PROVIDED MATERIAL:
========

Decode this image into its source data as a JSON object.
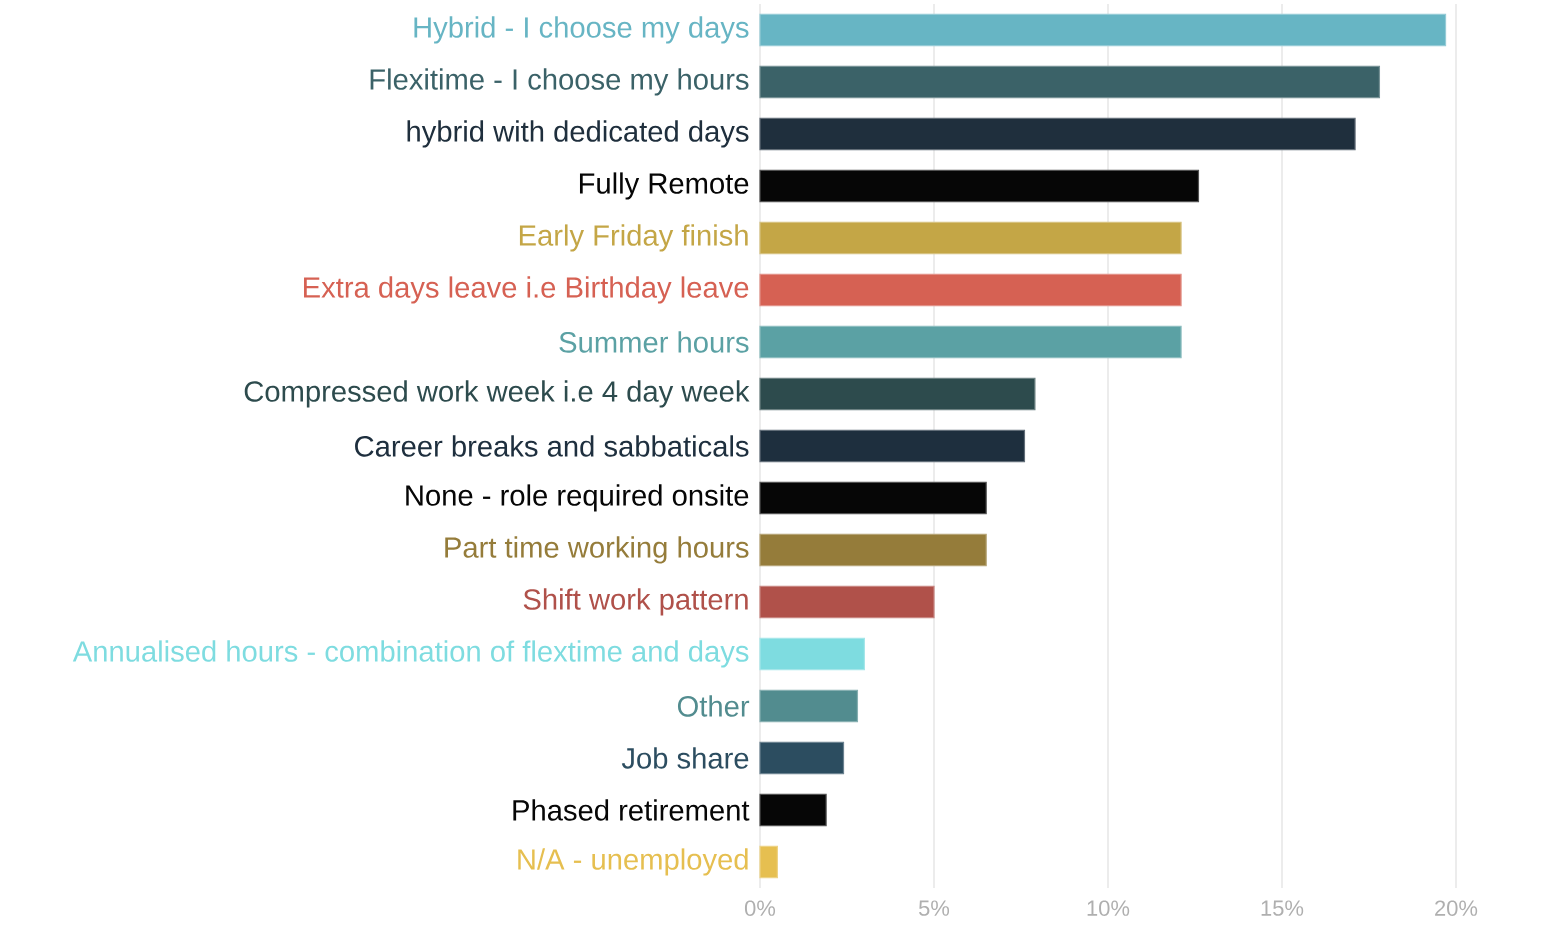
{
  "chart_data": {
    "type": "bar",
    "orientation": "horizontal",
    "categories": [
      "Hybrid - I choose my days",
      "Flexitime - I choose my hours",
      "hybrid with dedicated days",
      "Fully Remote",
      "Early Friday finish",
      "Extra days leave i.e Birthday leave",
      "Summer hours",
      "Compressed work week i.e 4 day week",
      "Career breaks and sabbaticals",
      "None - role required onsite",
      "Part time working hours",
      "Shift work pattern",
      "Annualised hours - combination of flextime and days",
      "Other",
      "Job share",
      "Phased retirement",
      "N/A - unemployed"
    ],
    "values": [
      19.7,
      17.8,
      17.1,
      12.6,
      12.1,
      12.1,
      12.1,
      7.9,
      7.6,
      6.5,
      6.5,
      5.0,
      3.0,
      2.8,
      2.4,
      1.9,
      0.5
    ],
    "colors": [
      "#67b5c4",
      "#3b6268",
      "#1f2f3d",
      "#060606",
      "#c4a646",
      "#d66153",
      "#5ba1a4",
      "#2d4b4d",
      "#1e2f3e",
      "#060606",
      "#957c3a",
      "#b0514a",
      "#7edce0",
      "#528c8f",
      "#2c4d60",
      "#060606",
      "#e6bf50"
    ],
    "xlim": [
      0,
      20
    ],
    "xticks": [
      {
        "value": 0,
        "label": "0%"
      },
      {
        "value": 5,
        "label": "5%"
      },
      {
        "value": 10,
        "label": "10%"
      },
      {
        "value": 15,
        "label": "15%"
      },
      {
        "value": 20,
        "label": "20%"
      }
    ],
    "grid": "x"
  }
}
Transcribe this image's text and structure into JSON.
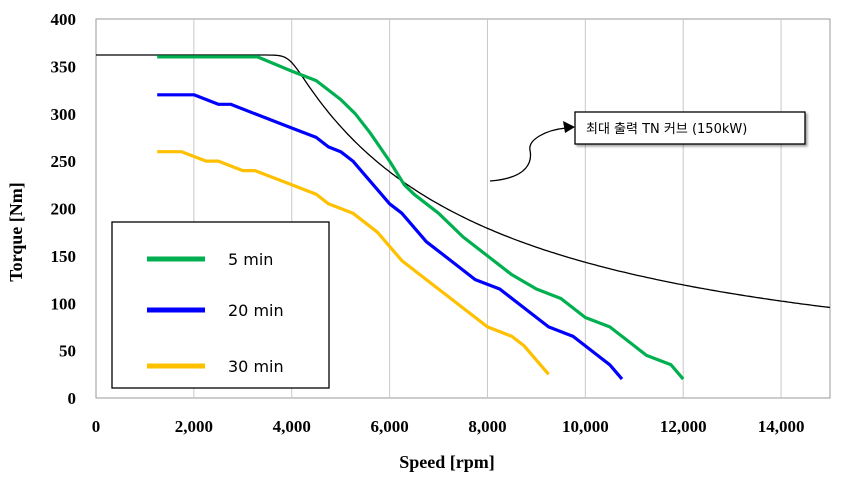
{
  "chart_data": {
    "type": "line",
    "xlabel": "Speed [rpm]",
    "ylabel": "Torque [Nm]",
    "xlim": [
      0,
      15000
    ],
    "ylim": [
      0,
      400
    ],
    "xticks": [
      0,
      2000,
      4000,
      6000,
      8000,
      10000,
      12000,
      14000
    ],
    "xtick_labels": [
      "0",
      "2,000",
      "4,000",
      "6,000",
      "8,000",
      "10,000",
      "12,000",
      "14,000"
    ],
    "yticks": [
      0,
      50,
      100,
      150,
      200,
      250,
      300,
      350,
      400
    ],
    "ytick_labels": [
      "0",
      "50",
      "100",
      "150",
      "200",
      "250",
      "300",
      "350",
      "400"
    ],
    "grid": "vertical",
    "legend_position": "bottom-left",
    "series": [
      {
        "name": "5 min",
        "color": "#00b050",
        "x": [
          1250,
          3300,
          4000,
          4500,
          5000,
          5300,
          5600,
          6000,
          6300,
          6500,
          7000,
          7500,
          8000,
          8500,
          9000,
          9500,
          10000,
          10500,
          11000,
          11250,
          11750,
          12000
        ],
        "y": [
          360,
          360,
          345,
          335,
          315,
          300,
          280,
          250,
          225,
          215,
          195,
          170,
          150,
          130,
          115,
          105,
          85,
          75,
          55,
          45,
          35,
          20
        ]
      },
      {
        "name": "20 min",
        "color": "#0000ff",
        "x": [
          1250,
          2000,
          2500,
          2750,
          3250,
          4000,
          4500,
          4750,
          5000,
          5250,
          5500,
          6000,
          6250,
          6750,
          7250,
          7750,
          8250,
          8750,
          9250,
          9750,
          10250,
          10500,
          10750
        ],
        "y": [
          320,
          320,
          310,
          310,
          300,
          285,
          275,
          265,
          260,
          250,
          235,
          205,
          195,
          165,
          145,
          125,
          115,
          95,
          75,
          65,
          45,
          35,
          20
        ]
      },
      {
        "name": "30 min",
        "color": "#ffc000",
        "x": [
          1250,
          1750,
          2250,
          2500,
          3000,
          3250,
          4000,
          4500,
          4750,
          5000,
          5250,
          5750,
          6250,
          6750,
          7250,
          7500,
          8000,
          8500,
          8750,
          9250
        ],
        "y": [
          260,
          260,
          250,
          250,
          240,
          240,
          225,
          215,
          205,
          200,
          195,
          175,
          145,
          125,
          105,
          95,
          75,
          65,
          55,
          25
        ]
      }
    ],
    "reference_curve": {
      "label": "최대 출력 TN 커브 (150kW)",
      "power_kw": 150,
      "base_torque": 362,
      "color": "#000000"
    }
  }
}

========

PROMPT: Look over the listing. Pull out every line with the string "hours" in it.

RESULT OF THIS EXERCISE:
      "Flexitime - I choose my hours",
      "Summer hours",
      "Part time working hours",
      "Annualised hours - combination of flextime and days",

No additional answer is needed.